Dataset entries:
▬▬▬▬▬▬▬▬▬▬

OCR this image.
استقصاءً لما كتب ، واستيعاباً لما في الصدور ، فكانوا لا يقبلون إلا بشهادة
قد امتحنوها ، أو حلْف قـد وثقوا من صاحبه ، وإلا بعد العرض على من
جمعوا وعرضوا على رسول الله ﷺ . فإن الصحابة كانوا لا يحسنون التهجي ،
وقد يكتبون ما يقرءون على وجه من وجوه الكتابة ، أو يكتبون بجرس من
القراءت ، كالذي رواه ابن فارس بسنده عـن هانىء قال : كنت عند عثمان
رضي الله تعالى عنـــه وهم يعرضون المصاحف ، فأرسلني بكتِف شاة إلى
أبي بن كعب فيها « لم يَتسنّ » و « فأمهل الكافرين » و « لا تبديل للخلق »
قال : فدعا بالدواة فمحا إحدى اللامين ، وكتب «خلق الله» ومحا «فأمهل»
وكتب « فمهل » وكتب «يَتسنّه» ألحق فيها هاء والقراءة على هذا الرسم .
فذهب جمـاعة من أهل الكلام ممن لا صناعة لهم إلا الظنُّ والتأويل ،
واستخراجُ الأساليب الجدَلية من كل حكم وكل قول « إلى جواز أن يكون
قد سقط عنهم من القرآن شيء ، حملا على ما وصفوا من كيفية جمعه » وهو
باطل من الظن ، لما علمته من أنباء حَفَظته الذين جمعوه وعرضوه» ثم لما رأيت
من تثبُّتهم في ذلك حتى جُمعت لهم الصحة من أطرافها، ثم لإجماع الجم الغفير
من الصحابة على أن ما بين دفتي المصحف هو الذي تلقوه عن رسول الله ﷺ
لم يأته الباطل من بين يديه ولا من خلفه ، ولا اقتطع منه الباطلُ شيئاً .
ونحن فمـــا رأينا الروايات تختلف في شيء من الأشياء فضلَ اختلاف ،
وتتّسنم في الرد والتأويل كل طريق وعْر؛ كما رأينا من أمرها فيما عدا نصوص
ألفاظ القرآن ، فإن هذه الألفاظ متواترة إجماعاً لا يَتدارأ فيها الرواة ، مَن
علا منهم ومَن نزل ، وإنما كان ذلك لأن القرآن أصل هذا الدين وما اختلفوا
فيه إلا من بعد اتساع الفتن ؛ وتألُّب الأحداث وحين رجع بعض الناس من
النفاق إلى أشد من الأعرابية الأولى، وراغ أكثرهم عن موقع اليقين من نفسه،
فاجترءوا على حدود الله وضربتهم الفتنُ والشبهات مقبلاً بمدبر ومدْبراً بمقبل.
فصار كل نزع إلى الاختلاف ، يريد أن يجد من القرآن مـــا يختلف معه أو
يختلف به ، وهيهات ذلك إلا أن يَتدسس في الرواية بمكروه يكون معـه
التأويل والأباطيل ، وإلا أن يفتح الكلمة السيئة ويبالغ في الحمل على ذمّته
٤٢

▬▬▬▬▬▬▬▬▬▬

▸ Written task
Of all the lines in the material above, how many contain the word "يختلف"? Give only the count.

▸ Exercise solution
2